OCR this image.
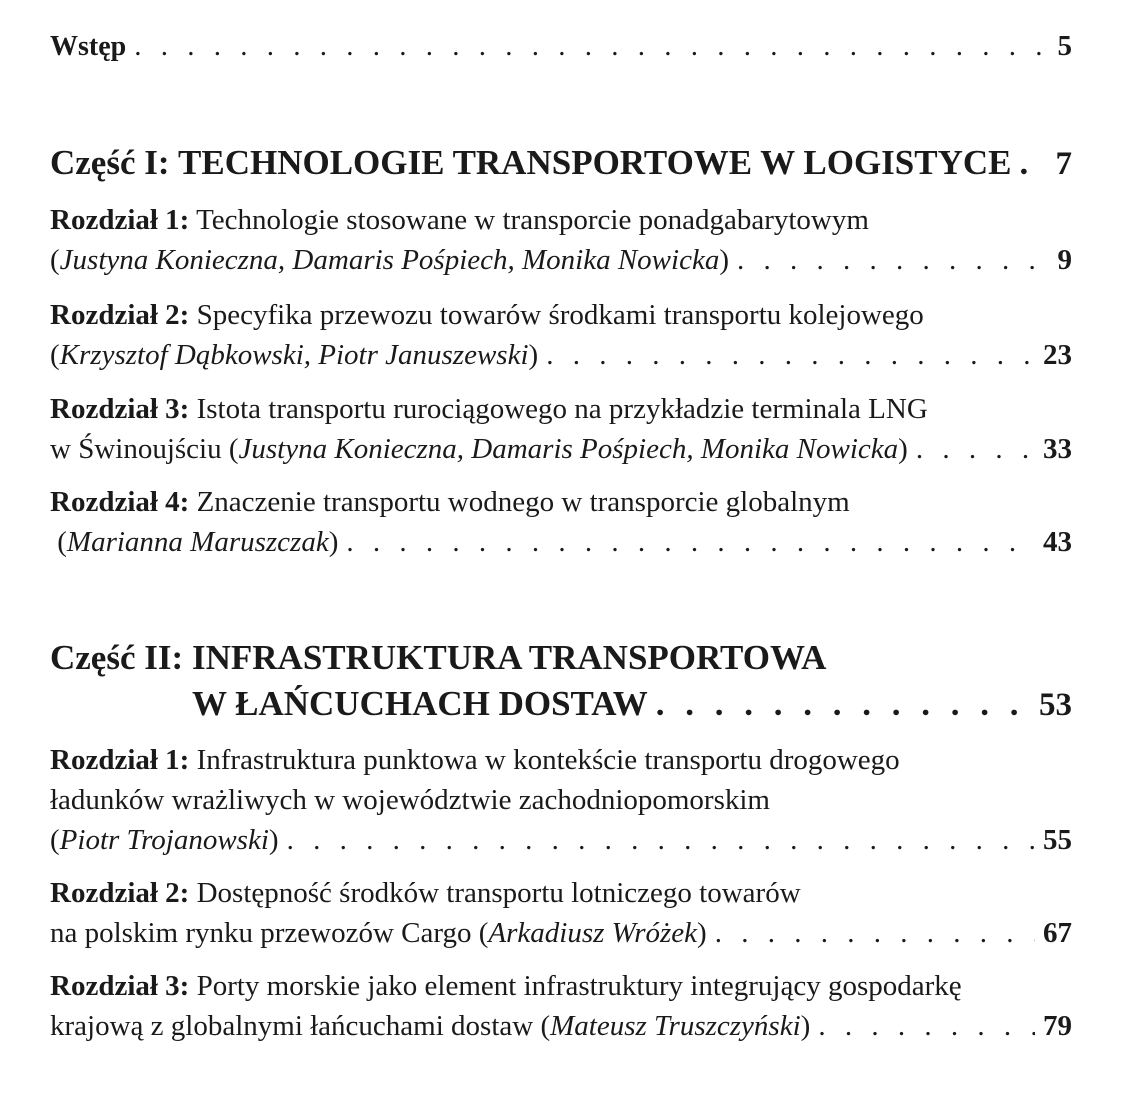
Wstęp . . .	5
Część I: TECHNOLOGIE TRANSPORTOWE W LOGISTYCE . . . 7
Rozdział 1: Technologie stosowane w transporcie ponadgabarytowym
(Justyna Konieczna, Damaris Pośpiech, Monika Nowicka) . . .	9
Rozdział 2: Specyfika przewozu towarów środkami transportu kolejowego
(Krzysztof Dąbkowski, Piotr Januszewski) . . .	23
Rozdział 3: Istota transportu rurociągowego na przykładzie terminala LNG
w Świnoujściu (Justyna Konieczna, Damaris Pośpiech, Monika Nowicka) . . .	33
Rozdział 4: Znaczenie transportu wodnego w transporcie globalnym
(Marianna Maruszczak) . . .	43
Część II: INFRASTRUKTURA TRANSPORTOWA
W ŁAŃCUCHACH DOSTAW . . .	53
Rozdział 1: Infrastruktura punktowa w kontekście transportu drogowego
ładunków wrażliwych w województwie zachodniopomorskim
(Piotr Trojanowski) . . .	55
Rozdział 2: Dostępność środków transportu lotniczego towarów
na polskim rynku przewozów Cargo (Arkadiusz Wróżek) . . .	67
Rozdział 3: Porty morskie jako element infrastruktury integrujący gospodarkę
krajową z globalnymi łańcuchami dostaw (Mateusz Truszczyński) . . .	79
#####
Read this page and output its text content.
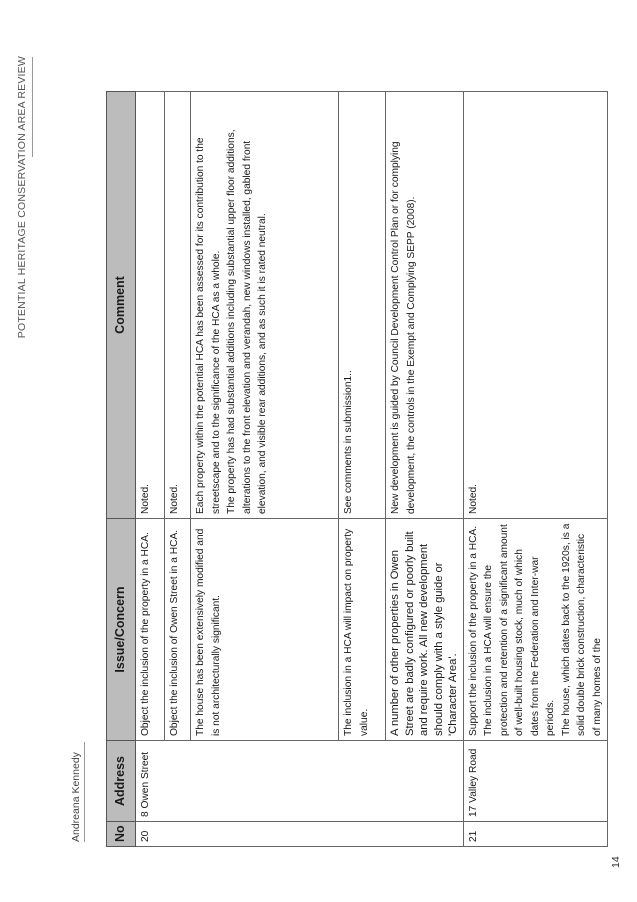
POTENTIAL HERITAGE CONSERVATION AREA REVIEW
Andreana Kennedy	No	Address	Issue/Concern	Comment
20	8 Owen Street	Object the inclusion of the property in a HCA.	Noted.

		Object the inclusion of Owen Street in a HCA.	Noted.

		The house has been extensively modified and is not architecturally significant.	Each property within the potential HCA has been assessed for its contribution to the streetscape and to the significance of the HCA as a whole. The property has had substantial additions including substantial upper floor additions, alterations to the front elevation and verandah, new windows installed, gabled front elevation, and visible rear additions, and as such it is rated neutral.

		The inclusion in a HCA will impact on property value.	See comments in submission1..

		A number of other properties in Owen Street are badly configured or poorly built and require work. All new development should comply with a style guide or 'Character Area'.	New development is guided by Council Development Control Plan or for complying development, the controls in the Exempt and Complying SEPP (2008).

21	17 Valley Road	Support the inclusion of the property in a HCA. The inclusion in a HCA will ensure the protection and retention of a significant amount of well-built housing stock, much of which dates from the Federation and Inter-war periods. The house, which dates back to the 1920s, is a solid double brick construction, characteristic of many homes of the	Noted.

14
#####
*Your instructions*
Gather up, from the records above, each line where the word "significant" appears.

*Expected answer*
		The house has been extensively modified and is not architecturally significant.	Each property within the potential HCA has been assessed for its contribution to the streetscape and to the significance of the HCA as a whole. The property has had substantial additions including substantial upper floor additions, alterations to the front elevation and verandah, new windows installed, gabled front elevation, and visible rear additions, and as such it is rated neutral.
21	17 Valley Road	Support the inclusion of the property in a HCA. The inclusion in a HCA will ensure the protection and retention of a significant amount of well-built housing stock, much of which dates from the Federation and Inter-war periods. The house, which dates back to the 1920s, is a solid double brick construction, characteristic of many homes of the	Noted.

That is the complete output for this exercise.